Extracted records

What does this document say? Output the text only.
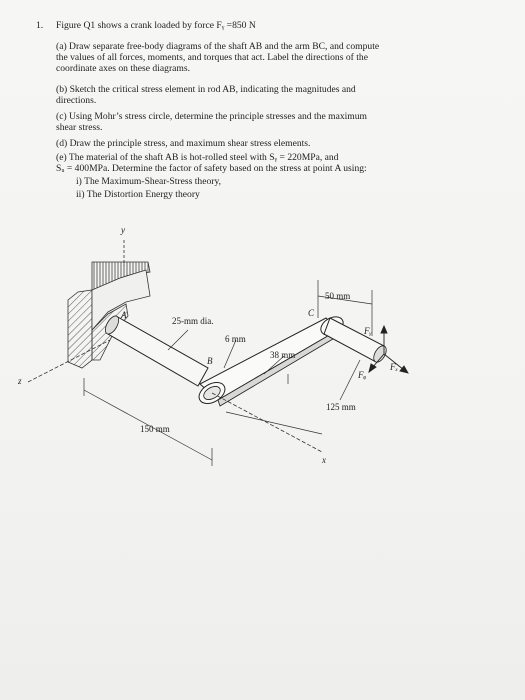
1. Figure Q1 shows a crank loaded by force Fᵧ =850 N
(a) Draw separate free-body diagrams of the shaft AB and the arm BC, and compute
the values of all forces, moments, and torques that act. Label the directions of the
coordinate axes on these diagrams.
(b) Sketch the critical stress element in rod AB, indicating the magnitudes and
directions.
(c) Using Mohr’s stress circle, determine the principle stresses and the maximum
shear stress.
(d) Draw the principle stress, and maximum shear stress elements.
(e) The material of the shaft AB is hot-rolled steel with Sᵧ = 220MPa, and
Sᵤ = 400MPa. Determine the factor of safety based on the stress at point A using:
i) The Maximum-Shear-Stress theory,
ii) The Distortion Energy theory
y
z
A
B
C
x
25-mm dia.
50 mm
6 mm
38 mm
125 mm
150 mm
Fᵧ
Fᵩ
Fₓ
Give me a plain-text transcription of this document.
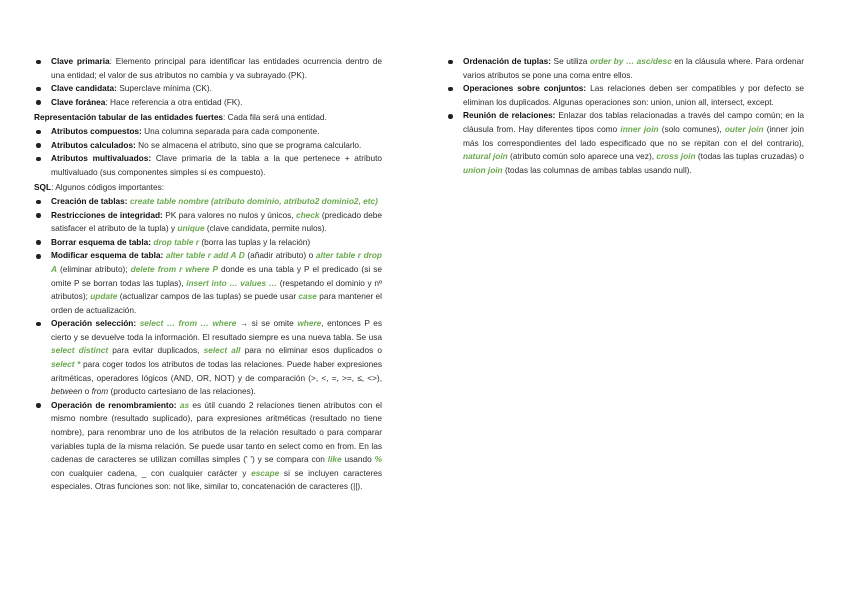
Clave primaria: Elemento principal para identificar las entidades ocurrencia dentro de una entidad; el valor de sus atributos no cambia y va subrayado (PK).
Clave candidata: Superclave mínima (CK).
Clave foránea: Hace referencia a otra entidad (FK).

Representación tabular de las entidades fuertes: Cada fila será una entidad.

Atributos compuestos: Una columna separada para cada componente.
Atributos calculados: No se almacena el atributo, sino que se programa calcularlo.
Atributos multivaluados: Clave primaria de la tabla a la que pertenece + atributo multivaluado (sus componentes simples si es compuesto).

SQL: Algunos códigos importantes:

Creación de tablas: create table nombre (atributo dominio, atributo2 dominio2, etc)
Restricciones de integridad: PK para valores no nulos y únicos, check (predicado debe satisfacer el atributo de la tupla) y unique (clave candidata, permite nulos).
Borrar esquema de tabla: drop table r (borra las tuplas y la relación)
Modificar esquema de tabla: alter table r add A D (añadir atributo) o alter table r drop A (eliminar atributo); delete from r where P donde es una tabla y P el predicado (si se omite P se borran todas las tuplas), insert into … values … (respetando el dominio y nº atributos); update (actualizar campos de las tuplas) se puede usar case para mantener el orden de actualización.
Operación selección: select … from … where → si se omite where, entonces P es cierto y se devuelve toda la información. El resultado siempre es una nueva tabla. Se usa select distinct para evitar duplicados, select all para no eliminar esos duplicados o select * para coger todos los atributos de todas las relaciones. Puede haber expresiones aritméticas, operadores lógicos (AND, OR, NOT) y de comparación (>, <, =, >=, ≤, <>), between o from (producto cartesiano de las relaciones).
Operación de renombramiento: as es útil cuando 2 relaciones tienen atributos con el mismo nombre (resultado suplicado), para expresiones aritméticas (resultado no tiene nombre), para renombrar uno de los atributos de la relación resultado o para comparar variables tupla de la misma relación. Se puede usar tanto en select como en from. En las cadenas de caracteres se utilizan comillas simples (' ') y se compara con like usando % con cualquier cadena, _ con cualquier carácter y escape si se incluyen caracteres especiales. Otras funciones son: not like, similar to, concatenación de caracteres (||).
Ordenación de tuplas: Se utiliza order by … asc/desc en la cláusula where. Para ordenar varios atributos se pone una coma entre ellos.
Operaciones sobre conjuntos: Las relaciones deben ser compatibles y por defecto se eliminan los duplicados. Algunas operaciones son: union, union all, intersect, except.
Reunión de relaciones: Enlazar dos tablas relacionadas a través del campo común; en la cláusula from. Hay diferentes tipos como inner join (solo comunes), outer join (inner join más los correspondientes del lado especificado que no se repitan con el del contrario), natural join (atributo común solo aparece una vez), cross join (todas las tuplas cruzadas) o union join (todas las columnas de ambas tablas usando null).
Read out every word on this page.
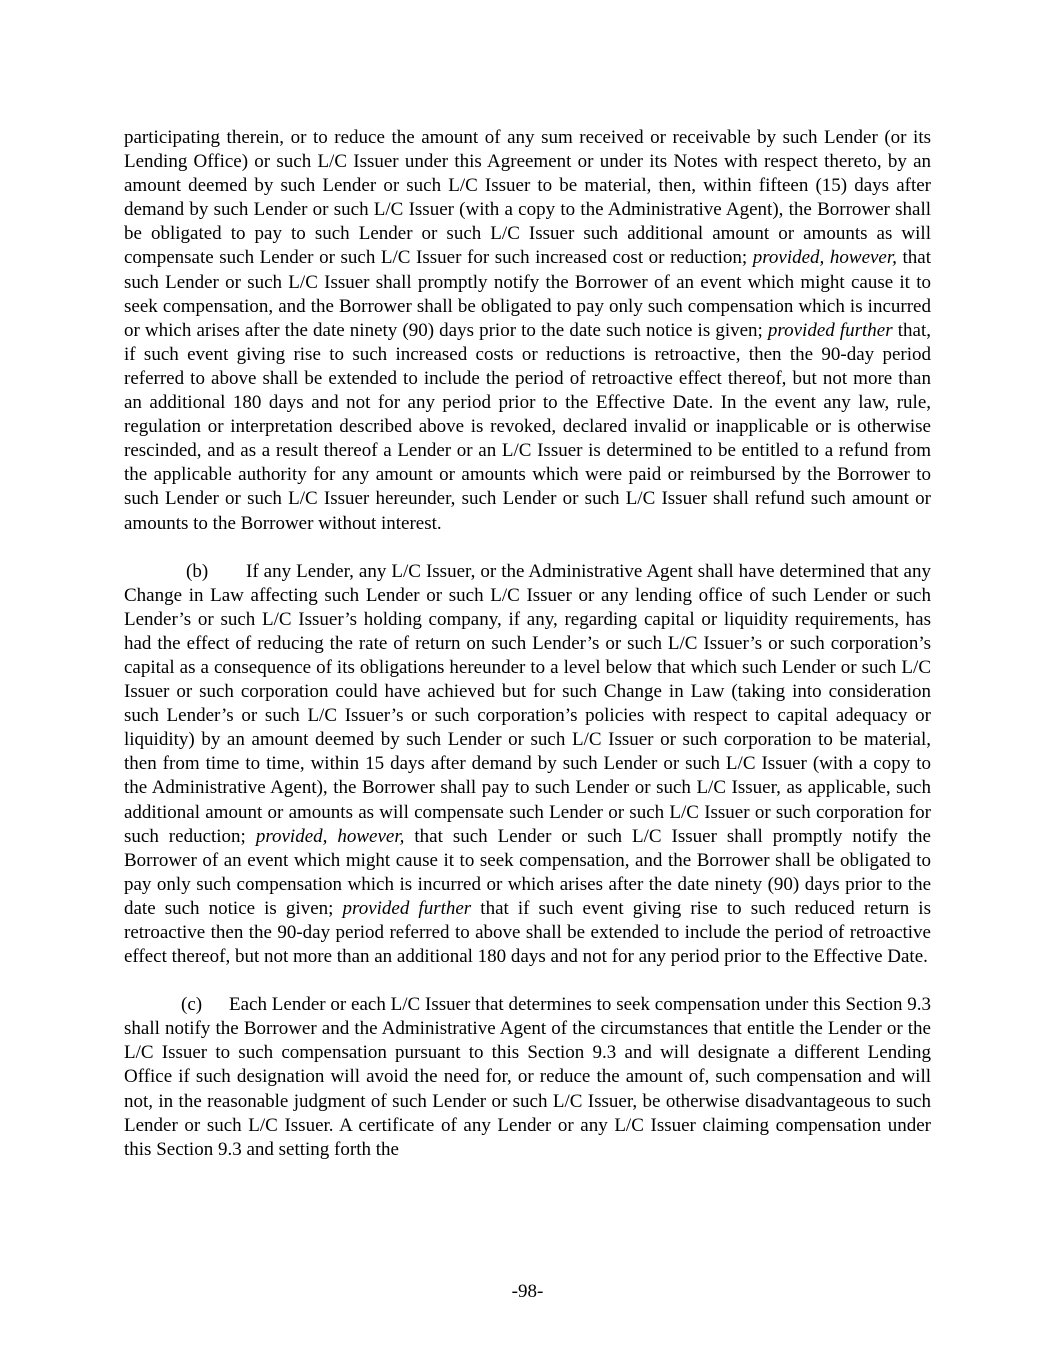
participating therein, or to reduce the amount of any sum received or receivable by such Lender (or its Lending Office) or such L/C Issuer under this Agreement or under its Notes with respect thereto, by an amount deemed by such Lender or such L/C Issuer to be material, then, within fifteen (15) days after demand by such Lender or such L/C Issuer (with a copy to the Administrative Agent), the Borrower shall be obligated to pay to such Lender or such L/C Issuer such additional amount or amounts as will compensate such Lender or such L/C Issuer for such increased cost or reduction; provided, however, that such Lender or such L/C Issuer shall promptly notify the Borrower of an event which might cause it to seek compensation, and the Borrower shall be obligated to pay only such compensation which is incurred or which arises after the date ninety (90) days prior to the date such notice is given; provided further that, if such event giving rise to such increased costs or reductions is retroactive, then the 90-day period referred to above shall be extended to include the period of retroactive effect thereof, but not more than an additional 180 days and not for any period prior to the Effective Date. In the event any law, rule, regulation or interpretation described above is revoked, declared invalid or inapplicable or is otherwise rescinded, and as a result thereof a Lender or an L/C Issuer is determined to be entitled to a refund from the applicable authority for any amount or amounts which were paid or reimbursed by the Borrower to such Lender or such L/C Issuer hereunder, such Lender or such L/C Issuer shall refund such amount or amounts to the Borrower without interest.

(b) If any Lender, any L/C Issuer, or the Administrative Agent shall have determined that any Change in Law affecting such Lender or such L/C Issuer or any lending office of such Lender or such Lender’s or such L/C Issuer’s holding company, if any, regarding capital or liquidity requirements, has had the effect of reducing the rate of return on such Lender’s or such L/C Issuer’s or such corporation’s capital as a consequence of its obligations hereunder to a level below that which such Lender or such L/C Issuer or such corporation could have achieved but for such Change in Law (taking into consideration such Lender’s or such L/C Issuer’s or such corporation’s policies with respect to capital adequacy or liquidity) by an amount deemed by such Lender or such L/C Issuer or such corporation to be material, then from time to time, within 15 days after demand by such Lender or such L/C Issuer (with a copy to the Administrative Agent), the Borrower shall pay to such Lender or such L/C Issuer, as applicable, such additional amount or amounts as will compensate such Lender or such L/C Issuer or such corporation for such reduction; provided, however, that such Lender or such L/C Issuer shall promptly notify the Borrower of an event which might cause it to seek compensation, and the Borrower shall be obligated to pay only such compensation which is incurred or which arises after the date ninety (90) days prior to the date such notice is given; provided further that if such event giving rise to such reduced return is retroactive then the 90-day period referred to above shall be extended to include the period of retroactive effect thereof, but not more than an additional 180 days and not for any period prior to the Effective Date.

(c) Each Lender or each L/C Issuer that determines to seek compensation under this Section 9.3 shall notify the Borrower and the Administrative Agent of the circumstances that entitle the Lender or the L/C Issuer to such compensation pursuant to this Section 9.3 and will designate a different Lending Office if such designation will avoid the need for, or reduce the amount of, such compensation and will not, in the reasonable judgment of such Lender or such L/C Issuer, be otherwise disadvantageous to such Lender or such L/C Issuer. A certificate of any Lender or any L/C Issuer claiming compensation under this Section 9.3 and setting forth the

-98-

Request - Would you set down the listing exactly, omitting pictures?

Answer -
What does this document say? Output the text only.
1. Figure Q1 shows a crank loaded by force Fᵧ =850 N
(a) Draw separate free-body diagrams of the shaft AB and the arm BC, and compute
the values of all forces, moments, and torques that act. Label the directions of the
coordinate axes on these diagrams.
(b) Sketch the critical stress element in rod AB, indicating the magnitudes and
directions.
(c) Using Mohr’s stress circle, determine the principle stresses and the maximum
shear stress.
(d) Draw the principle stress, and maximum shear stress elements.
(e) The material of the shaft AB is hot-rolled steel with Sᵧ = 220MPa, and
Sᵤ = 400MPa. Determine the factor of safety based on the stress at point A using:
i) The Maximum-Shear-Stress theory,
ii) The Distortion Energy theory
y
z
A
B
C
x
25-mm dia.
50 mm
6 mm
38 mm
125 mm
150 mm
Fᵧ
Fᵩ
Fₓ
Give me a plain-text transcription of this document.
Clave primaria: Elemento principal para identificar las entidades ocurrencia dentro de una entidad; el valor de sus atributos no cambia y va subrayado (PK).
Clave candidata: Superclave mínima (CK).
Clave foránea: Hace referencia a otra entidad (FK).

Representación tabular de las entidades fuertes: Cada fila será una entidad.

Atributos compuestos: Una columna separada para cada componente.
Atributos calculados: No se almacena el atributo, sino que se programa calcularlo.
Atributos multivaluados: Clave primaria de la tabla a la que pertenece + atributo multivaluado (sus componentes simples si es compuesto).

SQL: Algunos códigos importantes:

Creación de tablas: create table nombre (atributo dominio, atributo2 dominio2, etc)
Restricciones de integridad: PK para valores no nulos y únicos, check (predicado debe satisfacer el atributo de la tupla) y unique (clave candidata, permite nulos).
Borrar esquema de tabla: drop table r (borra las tuplas y la relación)
Modificar esquema de tabla: alter table r add A D (añadir atributo) o alter table r drop A (eliminar atributo); delete from r where P donde es una tabla y P el predicado (si se omite P se borran todas las tuplas), insert into … values … (respetando el dominio y nº atributos); update (actualizar campos de las tuplas) se puede usar case para mantener el orden de actualización.
Operación selección: select … from … where → si se omite where, entonces P es cierto y se devuelve toda la información. El resultado siempre es una nueva tabla. Se usa select distinct para evitar duplicados, select all para no eliminar esos duplicados o select * para coger todos los atributos de todas las relaciones. Puede haber expresiones aritméticas, operadores lógicos (AND, OR, NOT) y de comparación (>, <, =, >=, ≤, <>), between o from (producto cartesiano de las relaciones).
Operación de renombramiento: as es útil cuando 2 relaciones tienen atributos con el mismo nombre (resultado suplicado), para expresiones aritméticas (resultado no tiene nombre), para renombrar uno de los atributos de la relación resultado o para comparar variables tupla de la misma relación. Se puede usar tanto en select como en from. En las cadenas de caracteres se utilizan comillas simples (' ') y se compara con like usando % con cualquier cadena, _ con cualquier carácter y escape si se incluyen caracteres especiales. Otras funciones son: not like, similar to, concatenación de caracteres (||).
Ordenación de tuplas: Se utiliza order by … asc/desc en la cláusula where. Para ordenar varios atributos se pone una coma entre ellos.
Operaciones sobre conjuntos: Las relaciones deben ser compatibles y por defecto se eliminan los duplicados. Algunas operaciones son: union, union all, intersect, except.
Reunión de relaciones: Enlazar dos tablas relacionadas a través del campo común; en la cláusula from. Hay diferentes tipos como inner join (solo comunes), outer join (inner join más los correspondientes del lado especificado que no se repitan con el del contrario), natural join (atributo común solo aparece una vez), cross join (todas las tuplas cruzadas) o union join (todas las columnas de ambas tablas usando null).
Read out every word on this page.
participating therein, or to reduce the amount of any sum received or receivable by such Lender (or its Lending Office) or such L/C Issuer under this Agreement or under its Notes with respect thereto, by an amount deemed by such Lender or such L/C Issuer to be material, then, within fifteen (15) days after demand by such Lender or such L/C Issuer (with a copy to the Administrative Agent), the Borrower shall be obligated to pay to such Lender or such L/C Issuer such additional amount or amounts as will compensate such Lender or such L/C Issuer for such increased cost or reduction; provided, however, that such Lender or such L/C Issuer shall promptly notify the Borrower of an event which might cause it to seek compensation, and the Borrower shall be obligated to pay only such compensation which is incurred or which arises after the date ninety (90) days prior to the date such notice is given; provided further that, if such event giving rise to such increased costs or reductions is retroactive, then the 90-day period referred to above shall be extended to include the period of retroactive effect thereof, but not more than an additional 180 days and not for any period prior to the Effective Date. In the event any law, rule, regulation or interpretation described above is revoked, declared invalid or inapplicable or is otherwise rescinded, and as a result thereof a Lender or an L/C Issuer is determined to be entitled to a refund from the applicable authority for any amount or amounts which were paid or reimbursed by the Borrower to such Lender or such L/C Issuer hereunder, such Lender or such L/C Issuer shall refund such amount or amounts to the Borrower without interest.

(b) If any Lender, any L/C Issuer, or the Administrative Agent shall have determined that any Change in Law affecting such Lender or such L/C Issuer or any lending office of such Lender or such Lender’s or such L/C Issuer’s holding company, if any, regarding capital or liquidity requirements, has had the effect of reducing the rate of return on such Lender’s or such L/C Issuer’s or such corporation’s capital as a consequence of its obligations hereunder to a level below that which such Lender or such L/C Issuer or such corporation could have achieved but for such Change in Law (taking into consideration such Lender’s or such L/C Issuer’s or such corporation’s policies with respect to capital adequacy or liquidity) by an amount deemed by such Lender or such L/C Issuer or such corporation to be material, then from time to time, within 15 days after demand by such Lender or such L/C Issuer (with a copy to the Administrative Agent), the Borrower shall pay to such Lender or such L/C Issuer, as applicable, such additional amount or amounts as will compensate such Lender or such L/C Issuer or such corporation for such reduction; provided, however, that such Lender or such L/C Issuer shall promptly notify the Borrower of an event which might cause it to seek compensation, and the Borrower shall be obligated to pay only such compensation which is incurred or which arises after the date ninety (90) days prior to the date such notice is given; provided further that if such event giving rise to such reduced return is retroactive then the 90-day period referred to above shall be extended to include the period of retroactive effect thereof, but not more than an additional 180 days and not for any period prior to the Effective Date.

(c) Each Lender or each L/C Issuer that determines to seek compensation under this Section 9.3 shall notify the Borrower and the Administrative Agent of the circumstances that entitle the Lender or the L/C Issuer to such compensation pursuant to this Section 9.3 and will designate a different Lending Office if such designation will avoid the need for, or reduce the amount of, such compensation and will not, in the reasonable judgment of such Lender or such L/C Issuer, be otherwise disadvantageous to such Lender or such L/C Issuer. A certificate of any Lender or any L/C Issuer claiming compensation under this Section 9.3 and setting forth the

-98-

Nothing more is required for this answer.